WHAT IS ASKED: Copy the items from the first one through the line with "activity labels xyxy=(31,591,382,926)", swapping "section heading" for "section title" and leaving everything else unchanged.
-- START WORKING DATA --
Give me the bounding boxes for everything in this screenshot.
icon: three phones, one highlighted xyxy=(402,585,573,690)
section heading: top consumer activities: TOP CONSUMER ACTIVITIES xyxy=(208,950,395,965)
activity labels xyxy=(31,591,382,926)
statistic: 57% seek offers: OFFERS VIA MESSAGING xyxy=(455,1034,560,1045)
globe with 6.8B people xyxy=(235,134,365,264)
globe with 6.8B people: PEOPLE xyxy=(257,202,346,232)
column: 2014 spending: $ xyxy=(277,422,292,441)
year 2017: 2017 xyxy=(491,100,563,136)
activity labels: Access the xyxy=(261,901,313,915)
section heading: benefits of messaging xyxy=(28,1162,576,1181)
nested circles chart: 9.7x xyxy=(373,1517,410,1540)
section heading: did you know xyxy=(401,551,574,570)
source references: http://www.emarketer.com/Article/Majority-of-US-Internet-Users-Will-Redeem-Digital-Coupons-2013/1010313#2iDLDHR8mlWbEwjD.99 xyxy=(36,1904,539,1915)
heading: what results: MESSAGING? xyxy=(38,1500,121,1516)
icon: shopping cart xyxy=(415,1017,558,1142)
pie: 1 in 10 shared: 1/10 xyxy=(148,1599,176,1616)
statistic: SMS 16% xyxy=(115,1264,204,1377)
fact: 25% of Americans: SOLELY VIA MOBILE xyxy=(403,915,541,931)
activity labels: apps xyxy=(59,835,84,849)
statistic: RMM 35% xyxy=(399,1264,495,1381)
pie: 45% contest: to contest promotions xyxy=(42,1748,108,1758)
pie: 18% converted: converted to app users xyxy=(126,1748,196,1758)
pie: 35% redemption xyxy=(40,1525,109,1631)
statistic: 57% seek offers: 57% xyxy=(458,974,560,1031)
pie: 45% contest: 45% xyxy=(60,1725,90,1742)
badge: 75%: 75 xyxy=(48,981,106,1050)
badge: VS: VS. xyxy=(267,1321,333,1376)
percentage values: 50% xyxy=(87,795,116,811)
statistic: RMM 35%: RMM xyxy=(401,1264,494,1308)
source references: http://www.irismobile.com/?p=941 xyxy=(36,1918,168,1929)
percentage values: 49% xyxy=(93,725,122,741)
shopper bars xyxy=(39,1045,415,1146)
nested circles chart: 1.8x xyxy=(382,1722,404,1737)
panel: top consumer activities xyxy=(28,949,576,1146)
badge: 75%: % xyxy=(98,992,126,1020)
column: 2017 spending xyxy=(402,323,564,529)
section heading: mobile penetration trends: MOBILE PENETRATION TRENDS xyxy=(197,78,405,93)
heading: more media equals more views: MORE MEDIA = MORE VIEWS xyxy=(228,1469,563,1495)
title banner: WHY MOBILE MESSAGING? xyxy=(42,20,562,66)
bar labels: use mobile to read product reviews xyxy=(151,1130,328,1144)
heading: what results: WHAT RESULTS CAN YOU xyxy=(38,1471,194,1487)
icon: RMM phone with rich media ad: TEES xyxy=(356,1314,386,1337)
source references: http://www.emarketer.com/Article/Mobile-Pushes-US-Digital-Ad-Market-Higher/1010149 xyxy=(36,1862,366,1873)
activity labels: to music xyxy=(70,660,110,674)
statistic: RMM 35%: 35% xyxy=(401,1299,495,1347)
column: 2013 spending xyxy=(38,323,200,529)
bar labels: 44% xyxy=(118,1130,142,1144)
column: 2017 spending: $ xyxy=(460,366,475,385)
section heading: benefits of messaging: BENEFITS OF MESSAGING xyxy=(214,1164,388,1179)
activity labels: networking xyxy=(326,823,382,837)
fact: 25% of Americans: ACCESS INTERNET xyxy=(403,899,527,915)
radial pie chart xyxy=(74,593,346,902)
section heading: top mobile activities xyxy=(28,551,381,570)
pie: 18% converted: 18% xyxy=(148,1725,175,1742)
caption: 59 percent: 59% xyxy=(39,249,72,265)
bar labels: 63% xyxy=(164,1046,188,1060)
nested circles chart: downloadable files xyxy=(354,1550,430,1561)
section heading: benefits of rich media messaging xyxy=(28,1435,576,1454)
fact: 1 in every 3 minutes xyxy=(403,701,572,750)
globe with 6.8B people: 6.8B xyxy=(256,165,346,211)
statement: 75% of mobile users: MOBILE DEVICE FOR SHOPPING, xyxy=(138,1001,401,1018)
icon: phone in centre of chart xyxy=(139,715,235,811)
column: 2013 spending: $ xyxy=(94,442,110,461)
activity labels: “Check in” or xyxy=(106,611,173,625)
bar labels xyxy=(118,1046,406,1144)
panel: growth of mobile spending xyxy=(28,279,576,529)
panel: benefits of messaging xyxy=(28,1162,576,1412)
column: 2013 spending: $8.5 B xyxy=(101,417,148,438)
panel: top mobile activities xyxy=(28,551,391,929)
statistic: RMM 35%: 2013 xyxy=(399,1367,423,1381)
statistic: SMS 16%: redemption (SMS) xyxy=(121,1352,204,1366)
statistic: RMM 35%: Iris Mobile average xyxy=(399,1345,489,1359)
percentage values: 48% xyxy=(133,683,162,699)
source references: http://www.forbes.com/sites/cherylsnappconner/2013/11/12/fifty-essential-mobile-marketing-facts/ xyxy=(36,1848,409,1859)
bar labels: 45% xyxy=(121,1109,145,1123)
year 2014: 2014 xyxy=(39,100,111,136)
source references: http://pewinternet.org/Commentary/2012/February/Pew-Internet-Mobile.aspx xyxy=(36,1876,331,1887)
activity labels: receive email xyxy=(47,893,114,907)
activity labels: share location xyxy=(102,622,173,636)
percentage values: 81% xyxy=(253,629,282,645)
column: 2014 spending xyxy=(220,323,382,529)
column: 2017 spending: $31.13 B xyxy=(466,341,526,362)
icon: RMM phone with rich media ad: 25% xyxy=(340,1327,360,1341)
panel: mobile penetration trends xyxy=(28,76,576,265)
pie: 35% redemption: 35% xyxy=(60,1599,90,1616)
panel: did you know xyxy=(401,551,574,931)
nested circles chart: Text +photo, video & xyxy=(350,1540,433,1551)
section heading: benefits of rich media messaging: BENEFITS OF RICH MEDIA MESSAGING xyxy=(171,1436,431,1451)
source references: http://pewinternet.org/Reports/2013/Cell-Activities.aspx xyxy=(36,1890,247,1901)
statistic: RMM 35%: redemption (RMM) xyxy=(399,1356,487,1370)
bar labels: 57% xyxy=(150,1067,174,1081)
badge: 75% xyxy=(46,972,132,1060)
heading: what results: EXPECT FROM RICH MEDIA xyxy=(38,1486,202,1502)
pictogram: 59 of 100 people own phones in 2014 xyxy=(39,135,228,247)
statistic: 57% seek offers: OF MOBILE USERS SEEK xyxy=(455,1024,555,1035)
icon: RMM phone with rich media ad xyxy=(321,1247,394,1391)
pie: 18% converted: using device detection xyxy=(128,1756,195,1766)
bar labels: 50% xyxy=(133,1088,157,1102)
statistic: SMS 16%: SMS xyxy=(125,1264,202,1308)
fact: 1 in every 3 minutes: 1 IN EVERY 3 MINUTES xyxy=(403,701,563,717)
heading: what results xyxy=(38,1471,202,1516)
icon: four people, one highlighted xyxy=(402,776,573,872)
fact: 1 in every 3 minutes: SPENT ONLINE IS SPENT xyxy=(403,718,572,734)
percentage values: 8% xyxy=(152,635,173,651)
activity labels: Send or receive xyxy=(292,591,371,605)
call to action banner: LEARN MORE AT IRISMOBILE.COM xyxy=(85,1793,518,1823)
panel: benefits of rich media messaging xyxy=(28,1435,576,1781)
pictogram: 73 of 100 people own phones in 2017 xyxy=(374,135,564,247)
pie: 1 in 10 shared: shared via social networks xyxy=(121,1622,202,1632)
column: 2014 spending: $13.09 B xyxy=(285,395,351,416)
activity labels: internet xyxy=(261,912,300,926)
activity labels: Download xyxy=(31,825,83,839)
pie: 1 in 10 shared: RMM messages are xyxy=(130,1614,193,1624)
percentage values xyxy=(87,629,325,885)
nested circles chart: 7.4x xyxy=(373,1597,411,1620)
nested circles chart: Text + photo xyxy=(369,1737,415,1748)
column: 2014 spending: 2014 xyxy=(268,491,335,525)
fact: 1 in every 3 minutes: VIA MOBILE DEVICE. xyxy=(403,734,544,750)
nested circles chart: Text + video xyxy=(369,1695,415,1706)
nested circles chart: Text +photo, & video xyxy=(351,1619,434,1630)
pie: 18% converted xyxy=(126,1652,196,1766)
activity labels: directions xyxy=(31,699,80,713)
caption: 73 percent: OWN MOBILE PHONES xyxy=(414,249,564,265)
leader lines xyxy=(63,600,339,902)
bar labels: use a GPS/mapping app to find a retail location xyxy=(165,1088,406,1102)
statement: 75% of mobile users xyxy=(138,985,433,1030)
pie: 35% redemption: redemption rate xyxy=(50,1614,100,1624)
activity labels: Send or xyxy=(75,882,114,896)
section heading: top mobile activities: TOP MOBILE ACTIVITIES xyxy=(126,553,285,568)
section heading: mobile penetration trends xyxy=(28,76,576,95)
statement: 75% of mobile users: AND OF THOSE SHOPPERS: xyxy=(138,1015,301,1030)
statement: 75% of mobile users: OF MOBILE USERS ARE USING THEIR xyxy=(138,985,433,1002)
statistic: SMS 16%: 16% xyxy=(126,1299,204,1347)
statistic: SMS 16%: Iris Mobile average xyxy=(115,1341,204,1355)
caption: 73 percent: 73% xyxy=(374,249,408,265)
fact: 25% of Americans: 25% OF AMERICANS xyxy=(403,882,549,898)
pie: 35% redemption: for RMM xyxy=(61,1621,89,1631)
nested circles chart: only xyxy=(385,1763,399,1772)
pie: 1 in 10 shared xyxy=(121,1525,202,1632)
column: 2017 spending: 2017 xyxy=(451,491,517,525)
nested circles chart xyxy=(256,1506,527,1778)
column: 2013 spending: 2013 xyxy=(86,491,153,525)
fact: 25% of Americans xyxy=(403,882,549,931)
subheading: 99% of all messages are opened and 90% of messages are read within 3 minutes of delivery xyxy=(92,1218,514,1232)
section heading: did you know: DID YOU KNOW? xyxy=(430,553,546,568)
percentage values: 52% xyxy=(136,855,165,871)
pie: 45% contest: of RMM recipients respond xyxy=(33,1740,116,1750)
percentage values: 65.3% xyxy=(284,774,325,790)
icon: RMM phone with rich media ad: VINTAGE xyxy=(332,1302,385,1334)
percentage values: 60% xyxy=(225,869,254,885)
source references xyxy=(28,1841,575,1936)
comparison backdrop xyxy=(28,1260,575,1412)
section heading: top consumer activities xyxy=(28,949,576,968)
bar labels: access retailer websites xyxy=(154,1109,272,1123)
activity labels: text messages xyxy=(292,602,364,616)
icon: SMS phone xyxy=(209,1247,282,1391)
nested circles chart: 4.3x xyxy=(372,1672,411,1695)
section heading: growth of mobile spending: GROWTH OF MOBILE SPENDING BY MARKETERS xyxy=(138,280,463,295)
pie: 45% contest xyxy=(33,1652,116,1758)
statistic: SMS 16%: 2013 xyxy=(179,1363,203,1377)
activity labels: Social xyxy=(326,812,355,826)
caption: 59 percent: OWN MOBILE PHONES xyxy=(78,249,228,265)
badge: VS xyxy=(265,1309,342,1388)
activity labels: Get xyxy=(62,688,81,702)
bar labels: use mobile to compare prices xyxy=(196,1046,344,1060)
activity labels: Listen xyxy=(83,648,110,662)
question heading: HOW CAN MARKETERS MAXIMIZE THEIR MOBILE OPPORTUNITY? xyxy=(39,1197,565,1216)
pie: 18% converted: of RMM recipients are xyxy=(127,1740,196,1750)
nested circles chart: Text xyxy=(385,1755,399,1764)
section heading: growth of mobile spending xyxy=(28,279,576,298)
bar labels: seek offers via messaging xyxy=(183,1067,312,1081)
-- END WORKING DATA --
EXERCISE RESPONSE:
Give me the bounding boxes for everything in this screenshot.
icon: three phones, one highlighted xyxy=(402,585,573,690)
section title: top consumer activities: TOP CONSUMER ACTIVITIES xyxy=(208,950,395,965)
activity labels xyxy=(31,591,382,926)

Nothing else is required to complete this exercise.